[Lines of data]
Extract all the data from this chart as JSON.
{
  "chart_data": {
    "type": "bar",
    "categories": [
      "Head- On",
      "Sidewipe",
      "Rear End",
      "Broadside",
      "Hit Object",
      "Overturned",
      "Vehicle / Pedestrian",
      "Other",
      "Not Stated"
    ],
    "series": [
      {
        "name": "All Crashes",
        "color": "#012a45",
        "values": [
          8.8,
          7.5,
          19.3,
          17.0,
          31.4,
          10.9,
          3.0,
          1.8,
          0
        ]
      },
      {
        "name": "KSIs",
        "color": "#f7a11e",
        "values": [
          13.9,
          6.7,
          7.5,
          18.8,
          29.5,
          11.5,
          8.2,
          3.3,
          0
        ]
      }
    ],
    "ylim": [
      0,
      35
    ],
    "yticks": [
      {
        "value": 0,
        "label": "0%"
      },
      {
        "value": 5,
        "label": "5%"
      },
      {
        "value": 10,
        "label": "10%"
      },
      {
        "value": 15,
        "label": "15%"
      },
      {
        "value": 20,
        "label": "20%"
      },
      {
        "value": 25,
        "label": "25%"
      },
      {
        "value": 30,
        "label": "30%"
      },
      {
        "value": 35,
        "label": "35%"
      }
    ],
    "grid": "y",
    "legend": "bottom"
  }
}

> Direction: Print every line of the records exactly. Omit nothing.

> Exercise solution:
Extract all the data from this chart as JSON.
{
  "chart_data": {
    "type": "bar",
    "categories": [
      "Head- On",
      "Sidewipe",
      "Rear End",
      "Broadside",
      "Hit Object",
      "Overturned",
      "Vehicle / Pedestrian",
      "Other",
      "Not Stated"
    ],
    "series": [
      {
        "name": "All Crashes",
        "color": "#012a45",
        "values": [
          8.8,
          7.5,
          19.3,
          17.0,
          31.4,
          10.9,
          3.0,
          1.8,
          0
        ]
      },
      {
        "name": "KSIs",
        "color": "#f7a11e",
        "values": [
          13.9,
          6.7,
          7.5,
          18.8,
          29.5,
          11.5,
          8.2,
          3.3,
          0
        ]
      }
    ],
    "ylim": [
      0,
      35
    ],
    "yticks": [
      {
        "value": 0,
        "label": "0%"
      },
      {
        "value": 5,
        "label": "5%"
      },
      {
        "value": 10,
        "label": "10%"
      },
      {
        "value": 15,
        "label": "15%"
      },
      {
        "value": 20,
        "label": "20%"
      },
      {
        "value": 25,
        "label": "25%"
      },
      {
        "value": 30,
        "label": "30%"
      },
      {
        "value": 35,
        "label": "35%"
      }
    ],
    "grid": "y",
    "legend": "bottom"
  }
}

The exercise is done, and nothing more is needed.